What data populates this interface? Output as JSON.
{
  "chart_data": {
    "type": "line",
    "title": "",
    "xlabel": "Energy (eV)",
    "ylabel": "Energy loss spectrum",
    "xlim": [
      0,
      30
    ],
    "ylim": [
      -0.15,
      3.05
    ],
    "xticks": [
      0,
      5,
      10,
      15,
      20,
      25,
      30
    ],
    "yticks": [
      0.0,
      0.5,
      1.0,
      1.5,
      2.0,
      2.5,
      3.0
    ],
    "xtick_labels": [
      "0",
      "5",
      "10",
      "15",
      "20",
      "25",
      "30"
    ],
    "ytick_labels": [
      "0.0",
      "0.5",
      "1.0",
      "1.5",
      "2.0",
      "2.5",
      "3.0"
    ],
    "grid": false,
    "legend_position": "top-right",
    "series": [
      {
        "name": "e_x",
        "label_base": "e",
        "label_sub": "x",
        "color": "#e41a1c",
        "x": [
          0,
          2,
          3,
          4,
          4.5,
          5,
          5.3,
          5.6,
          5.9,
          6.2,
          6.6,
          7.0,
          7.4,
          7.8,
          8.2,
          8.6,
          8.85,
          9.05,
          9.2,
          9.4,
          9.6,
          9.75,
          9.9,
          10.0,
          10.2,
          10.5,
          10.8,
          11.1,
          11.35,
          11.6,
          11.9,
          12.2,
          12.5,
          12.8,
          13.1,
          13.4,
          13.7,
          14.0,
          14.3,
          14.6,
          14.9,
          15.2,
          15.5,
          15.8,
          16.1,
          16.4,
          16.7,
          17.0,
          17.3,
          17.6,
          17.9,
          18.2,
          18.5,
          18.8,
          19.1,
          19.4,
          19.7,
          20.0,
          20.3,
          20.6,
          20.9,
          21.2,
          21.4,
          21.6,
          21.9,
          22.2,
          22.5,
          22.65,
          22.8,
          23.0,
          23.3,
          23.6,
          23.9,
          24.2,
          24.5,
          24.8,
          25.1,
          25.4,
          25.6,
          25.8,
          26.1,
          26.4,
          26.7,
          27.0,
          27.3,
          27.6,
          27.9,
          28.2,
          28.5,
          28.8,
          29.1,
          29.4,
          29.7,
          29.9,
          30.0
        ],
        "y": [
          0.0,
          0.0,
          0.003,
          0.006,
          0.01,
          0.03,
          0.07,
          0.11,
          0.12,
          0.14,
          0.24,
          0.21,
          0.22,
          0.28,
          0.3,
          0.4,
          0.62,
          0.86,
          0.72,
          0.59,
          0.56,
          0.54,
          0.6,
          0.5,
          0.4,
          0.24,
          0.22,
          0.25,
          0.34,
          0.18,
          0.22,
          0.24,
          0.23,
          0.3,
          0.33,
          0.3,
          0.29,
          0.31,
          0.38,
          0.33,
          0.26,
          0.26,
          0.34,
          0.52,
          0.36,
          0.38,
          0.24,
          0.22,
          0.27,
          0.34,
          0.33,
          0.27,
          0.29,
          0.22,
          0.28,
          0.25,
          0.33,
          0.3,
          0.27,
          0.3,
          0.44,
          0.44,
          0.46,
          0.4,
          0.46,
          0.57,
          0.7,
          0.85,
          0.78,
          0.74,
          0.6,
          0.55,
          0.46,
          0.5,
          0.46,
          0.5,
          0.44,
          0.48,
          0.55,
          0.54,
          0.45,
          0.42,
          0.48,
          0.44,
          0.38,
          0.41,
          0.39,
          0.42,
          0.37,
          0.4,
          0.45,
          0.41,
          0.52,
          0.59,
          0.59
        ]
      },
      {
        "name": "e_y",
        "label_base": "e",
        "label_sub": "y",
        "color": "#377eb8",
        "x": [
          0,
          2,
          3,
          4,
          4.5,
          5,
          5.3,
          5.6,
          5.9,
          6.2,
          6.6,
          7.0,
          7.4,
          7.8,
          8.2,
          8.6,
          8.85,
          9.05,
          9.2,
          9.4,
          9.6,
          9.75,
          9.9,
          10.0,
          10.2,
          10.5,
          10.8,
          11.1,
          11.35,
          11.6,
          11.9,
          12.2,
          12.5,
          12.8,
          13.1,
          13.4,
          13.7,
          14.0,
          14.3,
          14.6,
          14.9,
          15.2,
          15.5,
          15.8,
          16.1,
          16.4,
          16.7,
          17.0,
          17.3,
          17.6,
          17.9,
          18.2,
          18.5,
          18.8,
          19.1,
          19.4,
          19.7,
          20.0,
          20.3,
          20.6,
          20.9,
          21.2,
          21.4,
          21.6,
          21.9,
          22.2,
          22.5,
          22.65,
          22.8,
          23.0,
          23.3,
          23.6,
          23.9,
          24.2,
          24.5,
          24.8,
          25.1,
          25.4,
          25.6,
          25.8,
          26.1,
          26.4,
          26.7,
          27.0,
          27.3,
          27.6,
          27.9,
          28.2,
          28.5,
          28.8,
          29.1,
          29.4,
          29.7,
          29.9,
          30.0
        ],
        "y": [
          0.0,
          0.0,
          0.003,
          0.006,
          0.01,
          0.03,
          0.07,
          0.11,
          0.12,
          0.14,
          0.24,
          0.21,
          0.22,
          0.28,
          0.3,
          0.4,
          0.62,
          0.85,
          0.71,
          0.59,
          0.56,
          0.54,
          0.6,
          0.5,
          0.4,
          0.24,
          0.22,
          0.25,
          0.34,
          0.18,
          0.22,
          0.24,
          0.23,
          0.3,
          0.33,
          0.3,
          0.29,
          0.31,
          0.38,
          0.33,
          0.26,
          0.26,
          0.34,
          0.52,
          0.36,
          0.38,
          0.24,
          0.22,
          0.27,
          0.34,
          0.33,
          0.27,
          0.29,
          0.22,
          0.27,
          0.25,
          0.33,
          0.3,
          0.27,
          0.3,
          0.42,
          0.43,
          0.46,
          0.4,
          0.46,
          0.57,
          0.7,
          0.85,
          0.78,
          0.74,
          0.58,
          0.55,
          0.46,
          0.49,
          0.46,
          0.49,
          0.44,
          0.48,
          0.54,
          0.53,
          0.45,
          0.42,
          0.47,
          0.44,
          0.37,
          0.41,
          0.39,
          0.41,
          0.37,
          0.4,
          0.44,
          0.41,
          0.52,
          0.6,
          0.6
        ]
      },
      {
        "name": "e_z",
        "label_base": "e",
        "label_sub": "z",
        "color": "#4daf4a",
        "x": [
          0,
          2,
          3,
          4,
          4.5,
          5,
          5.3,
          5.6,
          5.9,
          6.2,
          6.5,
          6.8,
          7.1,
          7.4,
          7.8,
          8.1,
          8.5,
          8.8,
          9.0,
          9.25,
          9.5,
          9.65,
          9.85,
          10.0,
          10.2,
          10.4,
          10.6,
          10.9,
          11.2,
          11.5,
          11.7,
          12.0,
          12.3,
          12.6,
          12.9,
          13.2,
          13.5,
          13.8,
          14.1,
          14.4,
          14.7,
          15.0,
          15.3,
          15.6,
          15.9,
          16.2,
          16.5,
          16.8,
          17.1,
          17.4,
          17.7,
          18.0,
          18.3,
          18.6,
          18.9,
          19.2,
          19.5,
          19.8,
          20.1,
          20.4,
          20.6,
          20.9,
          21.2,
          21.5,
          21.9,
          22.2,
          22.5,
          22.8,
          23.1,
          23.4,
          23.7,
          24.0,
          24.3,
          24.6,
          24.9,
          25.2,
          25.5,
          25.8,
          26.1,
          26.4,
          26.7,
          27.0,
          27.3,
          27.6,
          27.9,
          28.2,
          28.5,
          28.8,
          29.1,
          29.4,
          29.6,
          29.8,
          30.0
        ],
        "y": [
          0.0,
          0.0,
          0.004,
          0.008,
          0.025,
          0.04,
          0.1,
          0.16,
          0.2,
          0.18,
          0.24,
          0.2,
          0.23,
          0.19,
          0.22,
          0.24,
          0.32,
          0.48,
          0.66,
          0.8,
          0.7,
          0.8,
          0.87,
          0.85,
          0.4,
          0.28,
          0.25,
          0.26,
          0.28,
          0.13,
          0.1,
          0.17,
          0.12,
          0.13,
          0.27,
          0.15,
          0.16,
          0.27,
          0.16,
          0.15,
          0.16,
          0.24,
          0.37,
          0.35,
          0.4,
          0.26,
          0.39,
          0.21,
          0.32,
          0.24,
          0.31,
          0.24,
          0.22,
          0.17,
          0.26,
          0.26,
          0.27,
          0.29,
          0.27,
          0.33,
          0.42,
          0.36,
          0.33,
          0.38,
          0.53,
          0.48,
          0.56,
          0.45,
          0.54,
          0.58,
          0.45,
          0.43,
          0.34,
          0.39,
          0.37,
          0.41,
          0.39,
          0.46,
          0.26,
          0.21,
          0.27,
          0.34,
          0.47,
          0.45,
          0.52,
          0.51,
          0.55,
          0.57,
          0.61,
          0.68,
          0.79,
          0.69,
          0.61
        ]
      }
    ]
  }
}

• • • • • • •

Look through the entries and find each line that has the string "color". Copy those lines.

        "color": "#e41a1c",
        "color": "#377eb8",
        "color": "#4daf4a",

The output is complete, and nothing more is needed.